— What you will do —
Each record below must be returned exactly as shown.

■ ■ ■ ■ ■ ■ ■

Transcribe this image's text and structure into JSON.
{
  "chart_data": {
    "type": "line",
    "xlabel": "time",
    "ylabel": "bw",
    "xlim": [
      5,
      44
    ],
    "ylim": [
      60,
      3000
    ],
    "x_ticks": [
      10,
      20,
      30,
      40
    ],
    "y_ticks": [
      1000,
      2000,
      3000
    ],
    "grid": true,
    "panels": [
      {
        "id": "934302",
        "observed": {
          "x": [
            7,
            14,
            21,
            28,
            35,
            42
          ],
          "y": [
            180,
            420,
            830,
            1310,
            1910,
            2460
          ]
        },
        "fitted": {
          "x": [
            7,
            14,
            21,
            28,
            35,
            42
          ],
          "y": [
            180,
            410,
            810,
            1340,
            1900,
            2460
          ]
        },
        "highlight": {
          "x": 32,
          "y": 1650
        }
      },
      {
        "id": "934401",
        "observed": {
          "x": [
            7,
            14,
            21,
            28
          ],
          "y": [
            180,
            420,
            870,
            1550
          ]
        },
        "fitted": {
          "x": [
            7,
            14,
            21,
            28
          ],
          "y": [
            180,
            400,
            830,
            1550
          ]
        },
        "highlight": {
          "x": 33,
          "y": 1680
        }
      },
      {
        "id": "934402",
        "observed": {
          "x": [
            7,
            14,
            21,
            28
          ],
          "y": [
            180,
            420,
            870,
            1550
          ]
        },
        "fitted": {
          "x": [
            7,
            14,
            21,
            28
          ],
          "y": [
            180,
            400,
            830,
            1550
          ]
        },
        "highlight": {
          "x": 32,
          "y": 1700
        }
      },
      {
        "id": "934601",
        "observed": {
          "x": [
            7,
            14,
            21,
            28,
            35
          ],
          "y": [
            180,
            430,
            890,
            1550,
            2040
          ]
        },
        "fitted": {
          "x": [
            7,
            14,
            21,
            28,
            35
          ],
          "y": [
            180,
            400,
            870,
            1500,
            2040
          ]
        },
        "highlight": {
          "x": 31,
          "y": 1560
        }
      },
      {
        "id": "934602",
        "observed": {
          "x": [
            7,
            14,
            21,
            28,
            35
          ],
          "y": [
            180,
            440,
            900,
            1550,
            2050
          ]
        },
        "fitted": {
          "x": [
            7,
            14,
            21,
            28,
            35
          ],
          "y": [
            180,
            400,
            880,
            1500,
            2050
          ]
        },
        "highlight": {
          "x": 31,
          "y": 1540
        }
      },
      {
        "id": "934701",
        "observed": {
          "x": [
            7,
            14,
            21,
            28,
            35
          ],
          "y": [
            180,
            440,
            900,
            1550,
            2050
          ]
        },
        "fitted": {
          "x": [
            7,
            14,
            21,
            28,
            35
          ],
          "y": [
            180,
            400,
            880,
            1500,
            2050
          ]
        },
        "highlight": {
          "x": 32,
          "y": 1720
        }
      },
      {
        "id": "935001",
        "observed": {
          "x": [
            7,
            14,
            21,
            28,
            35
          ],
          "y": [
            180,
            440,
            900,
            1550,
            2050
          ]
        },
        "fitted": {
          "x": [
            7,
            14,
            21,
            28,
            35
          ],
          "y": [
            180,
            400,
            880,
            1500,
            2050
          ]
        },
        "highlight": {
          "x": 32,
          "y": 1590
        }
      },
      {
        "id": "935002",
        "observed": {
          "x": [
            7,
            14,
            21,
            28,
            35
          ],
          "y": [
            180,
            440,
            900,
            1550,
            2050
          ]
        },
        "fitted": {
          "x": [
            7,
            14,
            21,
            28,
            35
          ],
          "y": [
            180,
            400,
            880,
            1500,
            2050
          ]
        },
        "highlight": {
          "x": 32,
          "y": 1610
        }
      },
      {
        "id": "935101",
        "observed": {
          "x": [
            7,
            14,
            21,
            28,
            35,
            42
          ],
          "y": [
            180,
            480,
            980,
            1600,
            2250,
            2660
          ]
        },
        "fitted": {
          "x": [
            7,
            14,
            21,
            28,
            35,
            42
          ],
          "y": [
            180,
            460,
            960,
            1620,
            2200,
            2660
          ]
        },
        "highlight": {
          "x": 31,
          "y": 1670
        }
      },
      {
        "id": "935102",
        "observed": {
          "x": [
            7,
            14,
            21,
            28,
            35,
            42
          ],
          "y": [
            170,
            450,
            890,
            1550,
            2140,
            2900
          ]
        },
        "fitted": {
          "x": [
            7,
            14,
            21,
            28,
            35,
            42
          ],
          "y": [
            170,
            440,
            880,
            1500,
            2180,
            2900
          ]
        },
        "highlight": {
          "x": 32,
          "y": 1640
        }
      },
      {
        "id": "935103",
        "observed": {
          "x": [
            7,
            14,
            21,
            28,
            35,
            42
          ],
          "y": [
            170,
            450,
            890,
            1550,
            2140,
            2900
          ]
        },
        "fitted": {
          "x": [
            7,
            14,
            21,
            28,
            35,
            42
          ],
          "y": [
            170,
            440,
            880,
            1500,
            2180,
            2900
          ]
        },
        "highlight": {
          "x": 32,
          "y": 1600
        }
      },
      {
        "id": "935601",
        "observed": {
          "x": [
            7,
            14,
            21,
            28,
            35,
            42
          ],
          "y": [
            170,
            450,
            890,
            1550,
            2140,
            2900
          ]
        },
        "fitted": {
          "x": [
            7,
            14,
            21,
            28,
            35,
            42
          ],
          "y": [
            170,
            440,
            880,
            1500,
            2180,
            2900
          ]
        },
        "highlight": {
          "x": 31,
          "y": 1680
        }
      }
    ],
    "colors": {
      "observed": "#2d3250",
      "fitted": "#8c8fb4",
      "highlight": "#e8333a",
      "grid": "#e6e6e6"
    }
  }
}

■ ■ ■ ■ ■ ■ ■

— Result of the task —
Transcribe this image's text and structure into JSON.
{
  "chart_data": {
    "type": "line",
    "xlabel": "time",
    "ylabel": "bw",
    "xlim": [
      5,
      44
    ],
    "ylim": [
      60,
      3000
    ],
    "x_ticks": [
      10,
      20,
      30,
      40
    ],
    "y_ticks": [
      1000,
      2000,
      3000
    ],
    "grid": true,
    "panels": [
      {
        "id": "934302",
        "observed": {
          "x": [
            7,
            14,
            21,
            28,
            35,
            42
          ],
          "y": [
            180,
            420,
            830,
            1310,
            1910,
            2460
          ]
        },
        "fitted": {
          "x": [
            7,
            14,
            21,
            28,
            35,
            42
          ],
          "y": [
            180,
            410,
            810,
            1340,
            1900,
            2460
          ]
        },
        "highlight": {
          "x": 32,
          "y": 1650
        }
      },
      {
        "id": "934401",
        "observed": {
          "x": [
            7,
            14,
            21,
            28
          ],
          "y": [
            180,
            420,
            870,
            1550
          ]
        },
        "fitted": {
          "x": [
            7,
            14,
            21,
            28
          ],
          "y": [
            180,
            400,
            830,
            1550
          ]
        },
        "highlight": {
          "x": 33,
          "y": 1680
        }
      },
      {
        "id": "934402",
        "observed": {
          "x": [
            7,
            14,
            21,
            28
          ],
          "y": [
            180,
            420,
            870,
            1550
          ]
        },
        "fitted": {
          "x": [
            7,
            14,
            21,
            28
          ],
          "y": [
            180,
            400,
            830,
            1550
          ]
        },
        "highlight": {
          "x": 32,
          "y": 1700
        }
      },
      {
        "id": "934601",
        "observed": {
          "x": [
            7,
            14,
            21,
            28,
            35
          ],
          "y": [
            180,
            430,
            890,
            1550,
            2040
          ]
        },
        "fitted": {
          "x": [
            7,
            14,
            21,
            28,
            35
          ],
          "y": [
            180,
            400,
            870,
            1500,
            2040
          ]
        },
        "highlight": {
          "x": 31,
          "y": 1560
        }
      },
      {
        "id": "934602",
        "observed": {
          "x": [
            7,
            14,
            21,
            28,
            35
          ],
          "y": [
            180,
            440,
            900,
            1550,
            2050
          ]
        },
        "fitted": {
          "x": [
            7,
            14,
            21,
            28,
            35
          ],
          "y": [
            180,
            400,
            880,
            1500,
            2050
          ]
        },
        "highlight": {
          "x": 31,
          "y": 1540
        }
      },
      {
        "id": "934701",
        "observed": {
          "x": [
            7,
            14,
            21,
            28,
            35
          ],
          "y": [
            180,
            440,
            900,
            1550,
            2050
          ]
        },
        "fitted": {
          "x": [
            7,
            14,
            21,
            28,
            35
          ],
          "y": [
            180,
            400,
            880,
            1500,
            2050
          ]
        },
        "highlight": {
          "x": 32,
          "y": 1720
        }
      },
      {
        "id": "935001",
        "observed": {
          "x": [
            7,
            14,
            21,
            28,
            35
          ],
          "y": [
            180,
            440,
            900,
            1550,
            2050
          ]
        },
        "fitted": {
          "x": [
            7,
            14,
            21,
            28,
            35
          ],
          "y": [
            180,
            400,
            880,
            1500,
            2050
          ]
        },
        "highlight": {
          "x": 32,
          "y": 1590
        }
      },
      {
        "id": "935002",
        "observed": {
          "x": [
            7,
            14,
            21,
            28,
            35
          ],
          "y": [
            180,
            440,
            900,
            1550,
            2050
          ]
        },
        "fitted": {
          "x": [
            7,
            14,
            21,
            28,
            35
          ],
          "y": [
            180,
            400,
            880,
            1500,
            2050
          ]
        },
        "highlight": {
          "x": 32,
          "y": 1610
        }
      },
      {
        "id": "935101",
        "observed": {
          "x": [
            7,
            14,
            21,
            28,
            35,
            42
          ],
          "y": [
            180,
            480,
            980,
            1600,
            2250,
            2660
          ]
        },
        "fitted": {
          "x": [
            7,
            14,
            21,
            28,
            35,
            42
          ],
          "y": [
            180,
            460,
            960,
            1620,
            2200,
            2660
          ]
        },
        "highlight": {
          "x": 31,
          "y": 1670
        }
      },
      {
        "id": "935102",
        "observed": {
          "x": [
            7,
            14,
            21,
            28,
            35,
            42
          ],
          "y": [
            170,
            450,
            890,
            1550,
            2140,
            2900
          ]
        },
        "fitted": {
          "x": [
            7,
            14,
            21,
            28,
            35,
            42
          ],
          "y": [
            170,
            440,
            880,
            1500,
            2180,
            2900
          ]
        },
        "highlight": {
          "x": 32,
          "y": 1640
        }
      },
      {
        "id": "935103",
        "observed": {
          "x": [
            7,
            14,
            21,
            28,
            35,
            42
          ],
          "y": [
            170,
            450,
            890,
            1550,
            2140,
            2900
          ]
        },
        "fitted": {
          "x": [
            7,
            14,
            21,
            28,
            35,
            42
          ],
          "y": [
            170,
            440,
            880,
            1500,
            2180,
            2900
          ]
        },
        "highlight": {
          "x": 32,
          "y": 1600
        }
      },
      {
        "id": "935601",
        "observed": {
          "x": [
            7,
            14,
            21,
            28,
            35,
            42
          ],
          "y": [
            170,
            450,
            890,
            1550,
            2140,
            2900
          ]
        },
        "fitted": {
          "x": [
            7,
            14,
            21,
            28,
            35,
            42
          ],
          "y": [
            170,
            440,
            880,
            1500,
            2180,
            2900
          ]
        },
        "highlight": {
          "x": 31,
          "y": 1680
        }
      }
    ],
    "colors": {
      "observed": "#2d3250",
      "fitted": "#8c8fb4",
      "highlight": "#e8333a",
      "grid": "#e6e6e6"
    }
  }
}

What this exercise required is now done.